Requirement:
Keep the images out and copy every entry below exactly.

Data to use:
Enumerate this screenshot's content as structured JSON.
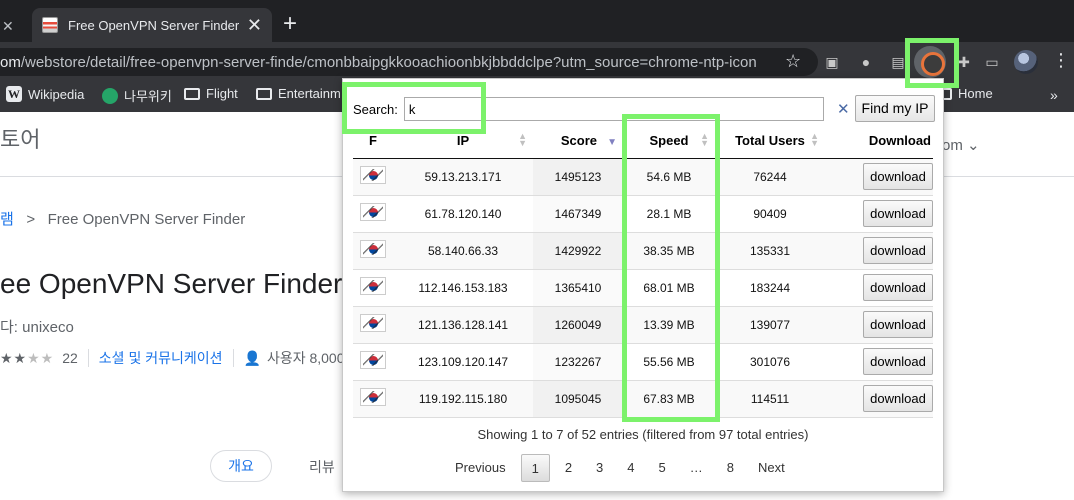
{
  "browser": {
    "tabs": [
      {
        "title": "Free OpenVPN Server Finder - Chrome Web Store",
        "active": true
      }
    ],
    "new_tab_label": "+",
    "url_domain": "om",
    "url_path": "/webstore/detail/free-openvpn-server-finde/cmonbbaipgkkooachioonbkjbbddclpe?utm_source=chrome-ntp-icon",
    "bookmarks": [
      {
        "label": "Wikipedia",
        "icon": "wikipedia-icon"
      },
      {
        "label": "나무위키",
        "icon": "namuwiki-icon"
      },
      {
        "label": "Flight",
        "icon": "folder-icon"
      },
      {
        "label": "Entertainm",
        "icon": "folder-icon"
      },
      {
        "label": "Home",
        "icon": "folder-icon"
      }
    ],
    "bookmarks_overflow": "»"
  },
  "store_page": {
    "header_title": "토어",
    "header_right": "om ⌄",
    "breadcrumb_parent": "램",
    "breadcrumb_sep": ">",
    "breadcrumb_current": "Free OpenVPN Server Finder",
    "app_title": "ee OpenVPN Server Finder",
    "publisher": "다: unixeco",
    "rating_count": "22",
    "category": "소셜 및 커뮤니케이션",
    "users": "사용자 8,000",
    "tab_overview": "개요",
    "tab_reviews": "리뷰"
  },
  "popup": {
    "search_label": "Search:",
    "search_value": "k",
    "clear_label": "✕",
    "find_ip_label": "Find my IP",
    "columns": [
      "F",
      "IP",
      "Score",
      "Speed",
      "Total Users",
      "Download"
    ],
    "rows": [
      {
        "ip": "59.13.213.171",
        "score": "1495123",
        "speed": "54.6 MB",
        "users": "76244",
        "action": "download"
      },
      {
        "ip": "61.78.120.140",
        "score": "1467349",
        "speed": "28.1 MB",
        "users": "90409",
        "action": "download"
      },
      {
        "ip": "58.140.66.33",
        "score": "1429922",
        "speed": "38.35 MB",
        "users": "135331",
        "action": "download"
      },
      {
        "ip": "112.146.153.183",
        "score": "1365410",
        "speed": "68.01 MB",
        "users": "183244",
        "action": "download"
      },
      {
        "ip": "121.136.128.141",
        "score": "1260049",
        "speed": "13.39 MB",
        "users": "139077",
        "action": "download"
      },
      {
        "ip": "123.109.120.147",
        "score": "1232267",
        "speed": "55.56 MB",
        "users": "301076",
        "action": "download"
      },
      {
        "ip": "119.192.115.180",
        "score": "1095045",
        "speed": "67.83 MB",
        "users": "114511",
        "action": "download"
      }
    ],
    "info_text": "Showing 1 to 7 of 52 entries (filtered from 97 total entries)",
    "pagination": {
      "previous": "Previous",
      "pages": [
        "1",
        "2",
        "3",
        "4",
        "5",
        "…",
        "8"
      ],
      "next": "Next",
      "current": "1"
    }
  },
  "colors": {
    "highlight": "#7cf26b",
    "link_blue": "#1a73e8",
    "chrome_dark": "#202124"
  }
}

Exercise output:
Enumerate this screenshot's content as structured JSON.
{
  "browser": {
    "tabs": [
      {
        "title": "Free OpenVPN Server Finder - Chrome Web Store",
        "active": true
      }
    ],
    "new_tab_label": "+",
    "url_domain": "om",
    "url_path": "/webstore/detail/free-openvpn-server-finde/cmonbbaipgkkooachioonbkjbbddclpe?utm_source=chrome-ntp-icon",
    "bookmarks": [
      {
        "label": "Wikipedia",
        "icon": "wikipedia-icon"
      },
      {
        "label": "나무위키",
        "icon": "namuwiki-icon"
      },
      {
        "label": "Flight",
        "icon": "folder-icon"
      },
      {
        "label": "Entertainm",
        "icon": "folder-icon"
      },
      {
        "label": "Home",
        "icon": "folder-icon"
      }
    ],
    "bookmarks_overflow": "»"
  },
  "store_page": {
    "header_title": "토어",
    "header_right": "om ⌄",
    "breadcrumb_parent": "램",
    "breadcrumb_sep": ">",
    "breadcrumb_current": "Free OpenVPN Server Finder",
    "app_title": "ee OpenVPN Server Finder",
    "publisher": "다: unixeco",
    "rating_count": "22",
    "category": "소셜 및 커뮤니케이션",
    "users": "사용자 8,000",
    "tab_overview": "개요",
    "tab_reviews": "리뷰"
  },
  "popup": {
    "search_label": "Search:",
    "search_value": "k",
    "clear_label": "✕",
    "find_ip_label": "Find my IP",
    "columns": [
      "F",
      "IP",
      "Score",
      "Speed",
      "Total Users",
      "Download"
    ],
    "rows": [
      {
        "ip": "59.13.213.171",
        "score": "1495123",
        "speed": "54.6 MB",
        "users": "76244",
        "action": "download"
      },
      {
        "ip": "61.78.120.140",
        "score": "1467349",
        "speed": "28.1 MB",
        "users": "90409",
        "action": "download"
      },
      {
        "ip": "58.140.66.33",
        "score": "1429922",
        "speed": "38.35 MB",
        "users": "135331",
        "action": "download"
      },
      {
        "ip": "112.146.153.183",
        "score": "1365410",
        "speed": "68.01 MB",
        "users": "183244",
        "action": "download"
      },
      {
        "ip": "121.136.128.141",
        "score": "1260049",
        "speed": "13.39 MB",
        "users": "139077",
        "action": "download"
      },
      {
        "ip": "123.109.120.147",
        "score": "1232267",
        "speed": "55.56 MB",
        "users": "301076",
        "action": "download"
      },
      {
        "ip": "119.192.115.180",
        "score": "1095045",
        "speed": "67.83 MB",
        "users": "114511",
        "action": "download"
      }
    ],
    "info_text": "Showing 1 to 7 of 52 entries (filtered from 97 total entries)",
    "pagination": {
      "previous": "Previous",
      "pages": [
        "1",
        "2",
        "3",
        "4",
        "5",
        "…",
        "8"
      ],
      "next": "Next",
      "current": "1"
    }
  },
  "colors": {
    "highlight": "#7cf26b",
    "link_blue": "#1a73e8",
    "chrome_dark": "#202124"
  }
}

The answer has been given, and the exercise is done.